• [WRITTEN PROBLEM] Every entry below should be transcribed exactly; pictures stay out of the copy.

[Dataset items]

——

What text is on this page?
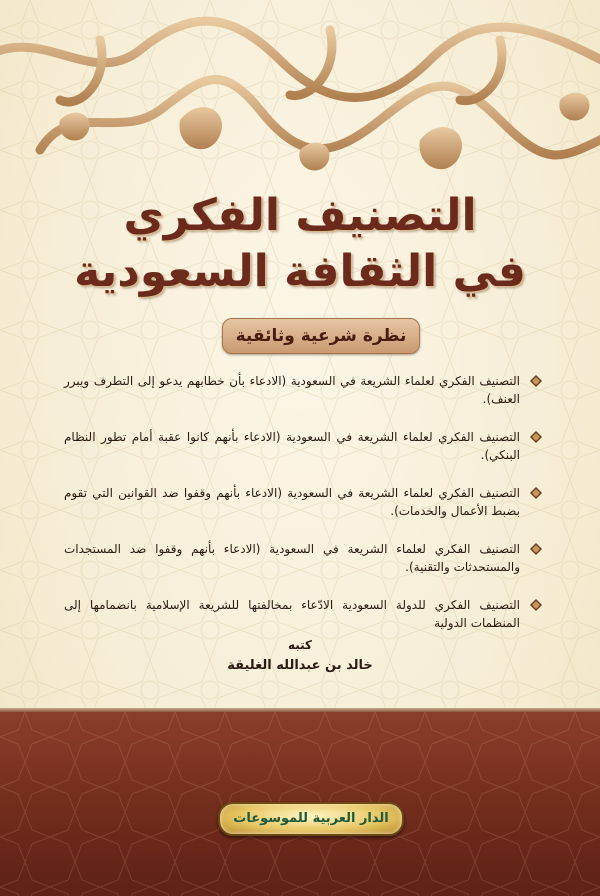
التصنيف الفكري
في الثقافة السعودية
نظرة شرعية وثائقية
التصنيف الفكري لعلماء الشريعة في السعودية (الادعاء بأن خطابهم يدعو إلى التطرف ويبرر العنف).
التصنيف الفكري لعلماء الشريعة في السعودية (الادعاء بأنهم كانوا عقبة أمام تطور النظام البنكي).
التصنيف الفكري لعلماء الشريعة في السعودية (الادعاء بأنهم وقفوا ضد القوانين التي تقوم بضبط الأعمال والخدمات).
التصنيف الفكري لعلماء الشريعة في السعودية (الادعاء بأنهم وقفوا ضد المستجدات والمستحدثات والتقنية).
التصنيف الفكري للدولة السعودية الادّعاء بمخالفتها للشريعة الإسلامية بانضمامها إلى المنظمات الدولية
كتبه
خالد بن عبدالله الغليقة
الدار العربية للموسوعات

——

• [RESPONSE]
What text is on this page?
التصنيف الفكري
في الثقافة السعودية
نظرة شرعية وثائقية
التصنيف الفكري لعلماء الشريعة في السعودية (الادعاء بأن خطابهم يدعو إلى التطرف ويبرر العنف).
التصنيف الفكري لعلماء الشريعة في السعودية (الادعاء بأنهم كانوا عقبة أمام تطور النظام البنكي).
التصنيف الفكري لعلماء الشريعة في السعودية (الادعاء بأنهم وقفوا ضد القوانين التي تقوم بضبط الأعمال والخدمات).
التصنيف الفكري لعلماء الشريعة في السعودية (الادعاء بأنهم وقفوا ضد المستجدات والمستحدثات والتقنية).
التصنيف الفكري للدولة السعودية الادّعاء بمخالفتها للشريعة الإسلامية بانضمامها إلى المنظمات الدولية
كتبه
خالد بن عبدالله الغليقة
الدار العربية للموسوعات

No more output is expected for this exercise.